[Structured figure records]
** begin **

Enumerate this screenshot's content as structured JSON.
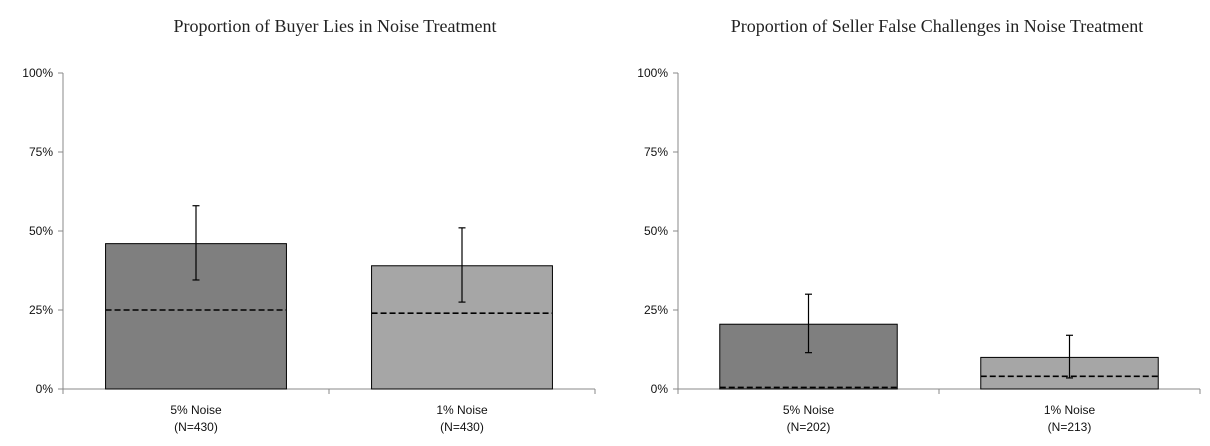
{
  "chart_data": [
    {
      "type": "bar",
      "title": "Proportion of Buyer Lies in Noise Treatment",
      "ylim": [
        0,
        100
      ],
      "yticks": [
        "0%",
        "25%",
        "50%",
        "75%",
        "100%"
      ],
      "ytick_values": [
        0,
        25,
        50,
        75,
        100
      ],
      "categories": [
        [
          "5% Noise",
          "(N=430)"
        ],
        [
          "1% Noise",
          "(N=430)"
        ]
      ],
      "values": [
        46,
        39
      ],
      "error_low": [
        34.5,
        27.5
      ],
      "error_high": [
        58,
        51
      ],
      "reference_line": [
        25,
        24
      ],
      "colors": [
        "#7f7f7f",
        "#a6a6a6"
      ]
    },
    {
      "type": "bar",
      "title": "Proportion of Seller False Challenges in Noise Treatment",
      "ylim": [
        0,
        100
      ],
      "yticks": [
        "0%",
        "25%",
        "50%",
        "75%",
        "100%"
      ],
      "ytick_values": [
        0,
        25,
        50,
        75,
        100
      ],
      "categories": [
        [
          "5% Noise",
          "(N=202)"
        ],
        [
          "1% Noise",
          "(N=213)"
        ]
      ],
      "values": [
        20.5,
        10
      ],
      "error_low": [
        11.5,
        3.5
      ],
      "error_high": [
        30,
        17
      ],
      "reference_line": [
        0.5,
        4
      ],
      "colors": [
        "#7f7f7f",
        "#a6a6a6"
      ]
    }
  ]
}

** end **
** begin **

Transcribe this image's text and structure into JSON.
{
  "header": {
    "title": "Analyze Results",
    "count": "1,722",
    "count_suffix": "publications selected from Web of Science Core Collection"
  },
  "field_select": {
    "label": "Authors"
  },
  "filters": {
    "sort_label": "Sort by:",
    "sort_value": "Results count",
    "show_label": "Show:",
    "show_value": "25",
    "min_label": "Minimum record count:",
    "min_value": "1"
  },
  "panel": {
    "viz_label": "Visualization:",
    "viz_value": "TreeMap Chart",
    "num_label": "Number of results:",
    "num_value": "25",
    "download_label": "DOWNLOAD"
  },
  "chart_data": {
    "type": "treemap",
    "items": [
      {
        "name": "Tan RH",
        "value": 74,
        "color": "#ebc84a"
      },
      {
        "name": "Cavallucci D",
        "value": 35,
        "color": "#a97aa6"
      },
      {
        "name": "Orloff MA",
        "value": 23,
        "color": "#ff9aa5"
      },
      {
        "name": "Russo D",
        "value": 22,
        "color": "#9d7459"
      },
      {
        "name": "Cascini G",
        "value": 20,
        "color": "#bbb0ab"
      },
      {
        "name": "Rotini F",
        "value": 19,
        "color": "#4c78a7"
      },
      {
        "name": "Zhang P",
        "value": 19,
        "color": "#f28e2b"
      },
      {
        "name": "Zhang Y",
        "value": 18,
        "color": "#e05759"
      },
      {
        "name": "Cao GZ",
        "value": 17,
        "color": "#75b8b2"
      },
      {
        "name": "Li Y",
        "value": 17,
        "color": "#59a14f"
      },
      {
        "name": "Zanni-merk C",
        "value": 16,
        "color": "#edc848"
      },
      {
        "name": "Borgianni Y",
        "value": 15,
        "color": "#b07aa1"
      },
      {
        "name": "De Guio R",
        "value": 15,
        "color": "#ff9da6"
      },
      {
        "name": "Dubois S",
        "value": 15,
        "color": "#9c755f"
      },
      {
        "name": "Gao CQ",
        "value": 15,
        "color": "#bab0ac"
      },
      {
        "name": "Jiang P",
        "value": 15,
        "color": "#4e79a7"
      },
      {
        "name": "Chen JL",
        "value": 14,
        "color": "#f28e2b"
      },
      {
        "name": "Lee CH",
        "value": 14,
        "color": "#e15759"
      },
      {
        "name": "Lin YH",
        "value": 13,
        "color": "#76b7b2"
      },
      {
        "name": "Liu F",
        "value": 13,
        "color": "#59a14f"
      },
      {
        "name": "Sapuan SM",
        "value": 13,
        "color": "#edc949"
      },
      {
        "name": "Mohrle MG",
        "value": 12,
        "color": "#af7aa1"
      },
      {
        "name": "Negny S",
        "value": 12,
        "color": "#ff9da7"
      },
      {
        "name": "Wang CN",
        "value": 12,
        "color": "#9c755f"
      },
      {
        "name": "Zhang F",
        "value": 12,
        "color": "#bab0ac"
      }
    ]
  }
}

** end **
** begin **

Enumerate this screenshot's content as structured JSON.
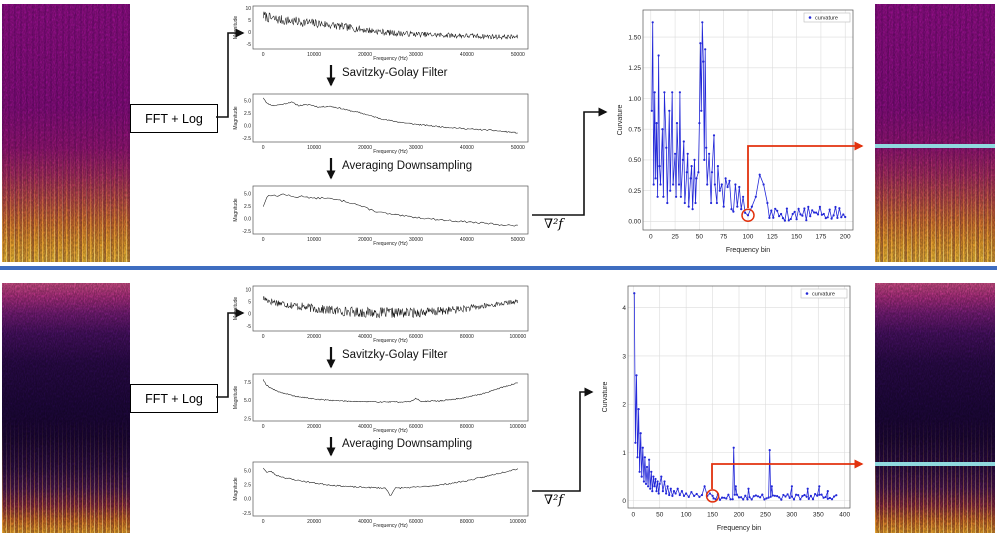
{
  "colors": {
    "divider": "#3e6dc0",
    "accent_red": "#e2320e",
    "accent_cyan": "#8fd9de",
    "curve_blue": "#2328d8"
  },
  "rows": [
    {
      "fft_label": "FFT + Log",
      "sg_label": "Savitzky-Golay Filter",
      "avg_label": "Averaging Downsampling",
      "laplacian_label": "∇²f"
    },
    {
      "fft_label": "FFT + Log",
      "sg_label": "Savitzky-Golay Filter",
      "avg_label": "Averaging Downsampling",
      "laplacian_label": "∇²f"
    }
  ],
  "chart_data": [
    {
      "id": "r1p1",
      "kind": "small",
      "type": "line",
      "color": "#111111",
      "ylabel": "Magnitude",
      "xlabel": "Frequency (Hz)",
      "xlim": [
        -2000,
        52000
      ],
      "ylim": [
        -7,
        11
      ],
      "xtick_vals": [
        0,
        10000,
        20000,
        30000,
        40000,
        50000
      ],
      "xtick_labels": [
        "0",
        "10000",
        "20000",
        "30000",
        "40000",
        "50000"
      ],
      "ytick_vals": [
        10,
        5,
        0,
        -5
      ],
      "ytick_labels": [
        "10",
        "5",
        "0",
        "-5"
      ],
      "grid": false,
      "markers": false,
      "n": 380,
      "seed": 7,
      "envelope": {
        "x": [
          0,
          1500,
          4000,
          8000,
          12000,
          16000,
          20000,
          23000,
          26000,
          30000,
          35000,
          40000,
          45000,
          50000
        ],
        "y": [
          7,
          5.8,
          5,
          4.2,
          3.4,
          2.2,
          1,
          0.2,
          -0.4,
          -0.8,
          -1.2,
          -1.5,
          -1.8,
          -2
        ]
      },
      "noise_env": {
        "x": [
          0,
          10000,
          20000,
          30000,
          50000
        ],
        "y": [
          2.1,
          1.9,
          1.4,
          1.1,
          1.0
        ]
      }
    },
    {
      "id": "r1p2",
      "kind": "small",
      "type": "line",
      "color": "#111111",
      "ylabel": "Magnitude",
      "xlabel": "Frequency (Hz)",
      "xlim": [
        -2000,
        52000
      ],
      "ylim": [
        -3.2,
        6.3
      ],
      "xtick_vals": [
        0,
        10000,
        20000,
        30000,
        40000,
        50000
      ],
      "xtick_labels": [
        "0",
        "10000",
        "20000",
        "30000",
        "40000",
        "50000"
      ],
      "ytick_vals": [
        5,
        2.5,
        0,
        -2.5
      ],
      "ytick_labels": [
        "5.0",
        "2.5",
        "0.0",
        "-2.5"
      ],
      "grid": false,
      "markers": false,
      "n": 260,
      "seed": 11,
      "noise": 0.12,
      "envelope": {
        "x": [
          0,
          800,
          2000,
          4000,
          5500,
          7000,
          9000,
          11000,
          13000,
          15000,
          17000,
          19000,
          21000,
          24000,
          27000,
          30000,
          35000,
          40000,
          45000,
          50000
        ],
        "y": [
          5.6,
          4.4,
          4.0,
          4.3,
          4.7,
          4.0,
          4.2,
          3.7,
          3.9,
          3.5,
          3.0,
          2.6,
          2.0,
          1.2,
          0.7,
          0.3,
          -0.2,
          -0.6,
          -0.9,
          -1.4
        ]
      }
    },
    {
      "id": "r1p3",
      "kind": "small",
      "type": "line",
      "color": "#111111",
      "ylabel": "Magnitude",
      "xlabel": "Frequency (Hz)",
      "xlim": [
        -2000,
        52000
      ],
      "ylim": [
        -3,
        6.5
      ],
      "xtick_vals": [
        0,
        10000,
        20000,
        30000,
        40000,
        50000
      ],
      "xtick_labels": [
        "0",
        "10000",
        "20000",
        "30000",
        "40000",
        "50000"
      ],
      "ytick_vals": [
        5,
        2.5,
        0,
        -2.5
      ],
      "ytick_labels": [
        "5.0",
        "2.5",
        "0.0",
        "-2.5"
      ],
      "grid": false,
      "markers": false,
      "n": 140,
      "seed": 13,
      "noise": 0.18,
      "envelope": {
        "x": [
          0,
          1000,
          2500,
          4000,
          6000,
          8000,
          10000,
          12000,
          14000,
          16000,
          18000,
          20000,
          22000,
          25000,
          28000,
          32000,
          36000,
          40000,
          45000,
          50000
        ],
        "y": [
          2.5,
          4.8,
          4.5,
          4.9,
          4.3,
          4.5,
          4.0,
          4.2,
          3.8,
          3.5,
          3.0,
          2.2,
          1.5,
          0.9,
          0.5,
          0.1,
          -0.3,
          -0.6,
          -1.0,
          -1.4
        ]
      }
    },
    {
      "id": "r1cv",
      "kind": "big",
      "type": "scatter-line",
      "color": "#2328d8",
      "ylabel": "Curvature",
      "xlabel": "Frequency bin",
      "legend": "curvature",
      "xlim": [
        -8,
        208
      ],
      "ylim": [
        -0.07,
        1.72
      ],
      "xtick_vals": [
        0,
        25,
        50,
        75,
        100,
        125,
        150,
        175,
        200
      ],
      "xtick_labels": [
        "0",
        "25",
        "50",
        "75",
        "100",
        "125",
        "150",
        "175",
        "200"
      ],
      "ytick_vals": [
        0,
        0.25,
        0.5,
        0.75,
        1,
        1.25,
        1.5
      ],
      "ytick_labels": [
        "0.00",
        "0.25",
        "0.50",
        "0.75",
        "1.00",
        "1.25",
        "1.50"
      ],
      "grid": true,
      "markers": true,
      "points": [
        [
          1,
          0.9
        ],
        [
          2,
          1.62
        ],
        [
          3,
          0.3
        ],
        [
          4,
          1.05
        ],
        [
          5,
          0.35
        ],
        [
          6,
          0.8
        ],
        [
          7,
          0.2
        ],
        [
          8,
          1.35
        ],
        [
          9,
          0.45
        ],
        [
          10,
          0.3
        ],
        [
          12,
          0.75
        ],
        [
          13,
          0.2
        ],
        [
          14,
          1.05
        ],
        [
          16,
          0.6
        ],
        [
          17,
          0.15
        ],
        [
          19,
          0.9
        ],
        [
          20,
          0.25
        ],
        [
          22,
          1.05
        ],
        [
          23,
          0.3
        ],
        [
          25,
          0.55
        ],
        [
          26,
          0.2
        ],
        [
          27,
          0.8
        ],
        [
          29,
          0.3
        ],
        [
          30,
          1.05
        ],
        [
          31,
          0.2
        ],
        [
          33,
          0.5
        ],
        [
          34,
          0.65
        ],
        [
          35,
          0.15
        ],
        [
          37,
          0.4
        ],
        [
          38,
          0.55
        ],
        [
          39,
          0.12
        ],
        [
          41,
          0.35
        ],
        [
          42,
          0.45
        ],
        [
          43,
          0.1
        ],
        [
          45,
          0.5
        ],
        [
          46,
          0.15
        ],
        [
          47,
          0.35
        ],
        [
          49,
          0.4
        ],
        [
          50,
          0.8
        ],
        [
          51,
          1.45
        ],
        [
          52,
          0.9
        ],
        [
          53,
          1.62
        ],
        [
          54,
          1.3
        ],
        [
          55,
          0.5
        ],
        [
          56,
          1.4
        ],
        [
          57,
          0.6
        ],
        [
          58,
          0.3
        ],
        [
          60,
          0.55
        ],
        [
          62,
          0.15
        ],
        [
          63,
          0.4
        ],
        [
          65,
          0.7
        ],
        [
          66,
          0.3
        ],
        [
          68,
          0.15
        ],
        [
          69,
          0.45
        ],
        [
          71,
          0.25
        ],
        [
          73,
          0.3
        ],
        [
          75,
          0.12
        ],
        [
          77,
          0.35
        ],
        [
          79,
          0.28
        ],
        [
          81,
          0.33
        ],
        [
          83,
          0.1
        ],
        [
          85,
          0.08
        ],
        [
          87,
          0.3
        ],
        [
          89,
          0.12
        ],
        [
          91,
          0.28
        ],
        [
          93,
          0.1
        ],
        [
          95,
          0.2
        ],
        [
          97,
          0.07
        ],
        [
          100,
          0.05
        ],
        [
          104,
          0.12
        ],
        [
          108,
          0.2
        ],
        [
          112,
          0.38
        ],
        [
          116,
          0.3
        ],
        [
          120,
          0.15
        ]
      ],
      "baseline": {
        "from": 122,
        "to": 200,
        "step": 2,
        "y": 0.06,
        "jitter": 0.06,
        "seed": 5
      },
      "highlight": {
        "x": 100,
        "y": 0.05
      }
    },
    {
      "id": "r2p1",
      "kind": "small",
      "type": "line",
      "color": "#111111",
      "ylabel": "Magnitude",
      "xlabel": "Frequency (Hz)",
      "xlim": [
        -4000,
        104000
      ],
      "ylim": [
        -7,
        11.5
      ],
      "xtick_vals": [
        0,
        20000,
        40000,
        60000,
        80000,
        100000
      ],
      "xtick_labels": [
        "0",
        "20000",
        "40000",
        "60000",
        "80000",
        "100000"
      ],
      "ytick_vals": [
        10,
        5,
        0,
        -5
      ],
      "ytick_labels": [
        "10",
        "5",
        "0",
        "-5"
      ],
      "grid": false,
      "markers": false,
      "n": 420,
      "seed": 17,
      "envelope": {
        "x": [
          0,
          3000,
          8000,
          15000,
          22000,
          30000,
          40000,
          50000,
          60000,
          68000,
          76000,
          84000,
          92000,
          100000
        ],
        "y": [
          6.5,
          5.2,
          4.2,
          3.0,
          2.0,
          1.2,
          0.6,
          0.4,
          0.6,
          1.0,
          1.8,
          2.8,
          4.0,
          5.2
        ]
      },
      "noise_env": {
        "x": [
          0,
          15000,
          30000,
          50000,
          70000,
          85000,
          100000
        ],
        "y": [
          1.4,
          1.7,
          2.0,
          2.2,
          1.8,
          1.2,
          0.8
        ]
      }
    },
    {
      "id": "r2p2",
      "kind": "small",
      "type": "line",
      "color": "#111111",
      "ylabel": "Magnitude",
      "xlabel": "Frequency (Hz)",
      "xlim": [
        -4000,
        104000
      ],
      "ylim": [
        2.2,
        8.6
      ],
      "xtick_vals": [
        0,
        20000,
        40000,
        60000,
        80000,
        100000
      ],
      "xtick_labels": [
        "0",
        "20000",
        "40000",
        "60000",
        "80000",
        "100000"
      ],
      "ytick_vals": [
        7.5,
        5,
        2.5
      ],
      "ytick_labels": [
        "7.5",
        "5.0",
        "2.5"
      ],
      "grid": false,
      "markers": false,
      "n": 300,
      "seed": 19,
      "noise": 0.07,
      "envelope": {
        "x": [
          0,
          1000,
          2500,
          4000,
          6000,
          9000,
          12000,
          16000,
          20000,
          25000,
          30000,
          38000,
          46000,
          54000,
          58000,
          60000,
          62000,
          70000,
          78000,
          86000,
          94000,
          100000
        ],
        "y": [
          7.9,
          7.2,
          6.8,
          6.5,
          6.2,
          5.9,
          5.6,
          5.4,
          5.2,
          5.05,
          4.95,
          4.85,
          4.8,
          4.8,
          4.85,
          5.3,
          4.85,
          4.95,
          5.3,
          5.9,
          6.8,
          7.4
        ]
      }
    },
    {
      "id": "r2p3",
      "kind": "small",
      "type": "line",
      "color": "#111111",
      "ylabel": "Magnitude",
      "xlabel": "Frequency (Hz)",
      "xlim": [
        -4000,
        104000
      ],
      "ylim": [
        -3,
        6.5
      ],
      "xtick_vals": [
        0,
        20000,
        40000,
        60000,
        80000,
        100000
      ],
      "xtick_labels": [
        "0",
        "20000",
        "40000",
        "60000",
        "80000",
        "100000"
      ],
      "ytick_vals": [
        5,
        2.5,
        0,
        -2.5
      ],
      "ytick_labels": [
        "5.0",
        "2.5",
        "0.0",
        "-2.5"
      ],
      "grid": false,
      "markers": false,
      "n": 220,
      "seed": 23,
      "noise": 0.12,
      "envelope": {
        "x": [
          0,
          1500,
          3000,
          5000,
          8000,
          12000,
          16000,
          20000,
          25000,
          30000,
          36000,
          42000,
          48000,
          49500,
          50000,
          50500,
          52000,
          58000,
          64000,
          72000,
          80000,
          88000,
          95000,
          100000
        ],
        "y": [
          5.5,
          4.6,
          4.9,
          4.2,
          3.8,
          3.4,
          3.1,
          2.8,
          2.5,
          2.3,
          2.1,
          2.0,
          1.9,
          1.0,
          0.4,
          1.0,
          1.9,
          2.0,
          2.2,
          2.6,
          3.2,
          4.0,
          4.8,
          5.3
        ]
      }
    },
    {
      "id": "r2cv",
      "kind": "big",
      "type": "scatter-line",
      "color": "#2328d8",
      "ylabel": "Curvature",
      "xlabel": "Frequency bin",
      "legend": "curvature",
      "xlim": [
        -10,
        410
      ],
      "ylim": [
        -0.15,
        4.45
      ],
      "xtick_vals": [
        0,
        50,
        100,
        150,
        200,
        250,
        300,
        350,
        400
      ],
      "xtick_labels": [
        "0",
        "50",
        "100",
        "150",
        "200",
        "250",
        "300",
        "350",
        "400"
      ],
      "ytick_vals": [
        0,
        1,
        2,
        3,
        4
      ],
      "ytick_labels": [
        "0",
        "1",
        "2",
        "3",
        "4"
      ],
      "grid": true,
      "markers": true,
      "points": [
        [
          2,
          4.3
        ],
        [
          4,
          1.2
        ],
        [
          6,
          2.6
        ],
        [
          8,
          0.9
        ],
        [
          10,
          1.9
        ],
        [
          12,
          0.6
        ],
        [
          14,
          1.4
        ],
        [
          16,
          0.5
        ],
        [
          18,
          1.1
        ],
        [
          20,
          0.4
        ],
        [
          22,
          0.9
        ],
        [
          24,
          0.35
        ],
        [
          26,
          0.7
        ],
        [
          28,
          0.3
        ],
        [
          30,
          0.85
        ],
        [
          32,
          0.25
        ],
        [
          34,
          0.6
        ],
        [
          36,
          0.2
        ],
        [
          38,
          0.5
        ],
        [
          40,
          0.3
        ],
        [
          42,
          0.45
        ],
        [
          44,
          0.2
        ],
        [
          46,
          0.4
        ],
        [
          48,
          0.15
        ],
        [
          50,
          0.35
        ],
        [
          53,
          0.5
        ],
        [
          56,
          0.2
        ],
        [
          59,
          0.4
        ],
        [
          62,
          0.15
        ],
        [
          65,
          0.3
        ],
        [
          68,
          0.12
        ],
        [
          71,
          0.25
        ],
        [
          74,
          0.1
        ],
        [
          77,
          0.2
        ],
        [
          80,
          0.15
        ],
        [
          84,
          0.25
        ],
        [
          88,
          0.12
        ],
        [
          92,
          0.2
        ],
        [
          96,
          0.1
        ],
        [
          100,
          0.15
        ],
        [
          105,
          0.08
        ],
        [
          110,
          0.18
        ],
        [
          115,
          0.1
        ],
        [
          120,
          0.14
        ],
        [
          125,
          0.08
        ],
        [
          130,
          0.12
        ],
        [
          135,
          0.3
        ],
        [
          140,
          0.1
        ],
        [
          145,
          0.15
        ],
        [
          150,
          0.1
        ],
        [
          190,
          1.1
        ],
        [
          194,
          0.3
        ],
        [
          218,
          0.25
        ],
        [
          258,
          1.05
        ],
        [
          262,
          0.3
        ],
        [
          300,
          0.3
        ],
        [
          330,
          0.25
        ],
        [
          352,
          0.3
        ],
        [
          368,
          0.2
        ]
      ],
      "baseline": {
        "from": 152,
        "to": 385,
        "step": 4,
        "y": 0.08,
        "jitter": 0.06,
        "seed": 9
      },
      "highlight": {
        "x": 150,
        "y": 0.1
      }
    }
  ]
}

** end **

[INSTRUCTIONS FOR THE TASK]
Count the lines above that contain the word "Treatment", and give only that number.

[COMPLETE OUTPUT]
2